In their commitment, the Church and Christians are like priests whose commitment is “not primarily ritualistic any more but is instead existential.”  Such a commitment entails making “ancient sacrifices” and “fully partaking in the human condition of one’s age, bearing witness to all of God’s love” so that we can “sow hope.”

For the Pope, the Church carries this message of salvation in its commitment to evangelisation and human promotion. In that regard, he referred to Paul VI’s encyclical, Populorum Progressio, whose ideas came from missionaries in order to promote “development that was respectful of local cultures and the environment,” and whose “rationale appears today, after more than 40 years, as the only way to help African peoples break free from the slavery of hunger and disease.”

For practical purposes, this rationale is that of the social doctrine of the Church, highly praised by the synodal Fathers during the three weeks of the assembly, reaffirming the teachings of John Paul II and Benedict XVI himself. Quoting Caritas in veritate, the pontiff stressed the urgency of “renewing the model of global development so that it is able to include ‘within its range all peoples and not just the better off’ (39). What the social doctrine of the Church has always said based on its own vision of man and society, is required today by globalisation (cf. ibid). The latter, it must be said, should not be seen fatalistically as if its dynamics were the by-product of anonymous and impersonal forces acting independently of human will. Globalisation is a human reality and, as such, it can be changed according to one or another cultural perspective. On the basis of its personalist and communitarian views, the Church relates to this process in terms of relationships, brotherhood and sharing (cf. ibid, n. 42).

“As it offers the bread of the Word and the Eucharist, the Church is committed to operate with all means at its disposal to ensure that no African goes without his or her daily bread,” the Pope said. “For this reason and together with the primary need for evangelisation, Christians must be active in human promotion.”

Activity: Continue the passage on the Pope's remarks about the Church's mission in Africa, starting after its final sentence.

Given data:
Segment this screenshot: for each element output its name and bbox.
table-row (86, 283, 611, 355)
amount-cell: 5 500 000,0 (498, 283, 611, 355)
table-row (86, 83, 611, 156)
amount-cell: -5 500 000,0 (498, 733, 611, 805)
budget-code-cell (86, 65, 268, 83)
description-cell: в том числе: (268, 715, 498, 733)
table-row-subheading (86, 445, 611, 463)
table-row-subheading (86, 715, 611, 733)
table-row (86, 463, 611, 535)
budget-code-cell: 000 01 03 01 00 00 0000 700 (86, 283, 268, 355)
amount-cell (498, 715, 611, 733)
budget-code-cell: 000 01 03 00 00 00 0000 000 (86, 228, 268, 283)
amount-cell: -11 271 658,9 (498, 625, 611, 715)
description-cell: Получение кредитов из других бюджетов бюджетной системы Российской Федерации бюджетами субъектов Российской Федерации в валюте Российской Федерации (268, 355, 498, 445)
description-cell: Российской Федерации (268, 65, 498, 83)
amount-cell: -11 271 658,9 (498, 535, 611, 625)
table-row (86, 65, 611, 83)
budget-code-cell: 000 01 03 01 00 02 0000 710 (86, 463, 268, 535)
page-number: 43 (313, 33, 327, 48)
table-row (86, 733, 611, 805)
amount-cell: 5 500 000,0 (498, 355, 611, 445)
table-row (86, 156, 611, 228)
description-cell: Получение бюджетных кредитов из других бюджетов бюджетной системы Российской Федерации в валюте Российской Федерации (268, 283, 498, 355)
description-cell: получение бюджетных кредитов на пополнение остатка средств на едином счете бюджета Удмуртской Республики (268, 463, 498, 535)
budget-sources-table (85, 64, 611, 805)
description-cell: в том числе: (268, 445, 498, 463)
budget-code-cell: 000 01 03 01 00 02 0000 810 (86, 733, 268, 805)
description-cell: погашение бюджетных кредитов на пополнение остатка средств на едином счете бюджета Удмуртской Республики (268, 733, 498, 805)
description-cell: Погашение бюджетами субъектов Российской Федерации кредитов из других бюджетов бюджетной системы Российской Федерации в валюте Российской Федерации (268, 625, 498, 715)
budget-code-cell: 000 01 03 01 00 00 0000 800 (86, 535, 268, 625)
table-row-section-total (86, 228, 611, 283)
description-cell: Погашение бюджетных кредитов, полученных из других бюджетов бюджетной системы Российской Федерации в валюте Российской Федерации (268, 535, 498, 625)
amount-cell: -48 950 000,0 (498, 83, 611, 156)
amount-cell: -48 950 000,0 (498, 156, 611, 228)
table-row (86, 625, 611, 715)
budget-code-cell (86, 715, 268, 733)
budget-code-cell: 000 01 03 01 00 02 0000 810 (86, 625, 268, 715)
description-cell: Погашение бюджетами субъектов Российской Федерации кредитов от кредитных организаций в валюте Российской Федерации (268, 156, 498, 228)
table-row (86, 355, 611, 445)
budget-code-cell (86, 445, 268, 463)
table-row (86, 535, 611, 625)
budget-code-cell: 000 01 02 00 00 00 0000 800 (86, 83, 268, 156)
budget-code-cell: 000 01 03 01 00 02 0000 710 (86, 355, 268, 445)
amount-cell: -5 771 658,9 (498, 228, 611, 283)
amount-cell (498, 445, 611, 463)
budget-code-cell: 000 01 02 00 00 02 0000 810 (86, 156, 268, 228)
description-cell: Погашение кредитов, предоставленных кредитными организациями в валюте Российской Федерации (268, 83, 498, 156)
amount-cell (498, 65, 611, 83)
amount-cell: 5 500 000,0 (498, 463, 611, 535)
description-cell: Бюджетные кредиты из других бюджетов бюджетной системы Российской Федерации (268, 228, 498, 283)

Task output:
In concluding, he said, “In such a demanding mission, you, pilgrim Church in Africa of the third millennium, are not alone. The whole Catholic Church is close to you in prayers and factual solidarity. From Heaven, African saints are by your side; through their lives, which in some cases entailed martyrdom, they demonstrated their total faithfulness to Christ.”

During the celebration, members of the Nigerian community of Rome and the Ethiopian College sang African chants.

At the end of the Mass, Benedict XVI moved towards the parvis in Saint Peter’s Basilica. Before the Angelus in a square overflowing with pilgrims, he stressed once again the values of the recently concluded African Synod, highlighting the “missionary drive” of Churches in Africa, “which found fertile ground in many dioceses, and expresses itself  by sending missionaries to other African countries and continents.”

The Holy Father also said, “A Special Assembly of the Synod of Bishops for the Middle East is set for next year”. It will address the difficult situation of that region’s Churches and communities.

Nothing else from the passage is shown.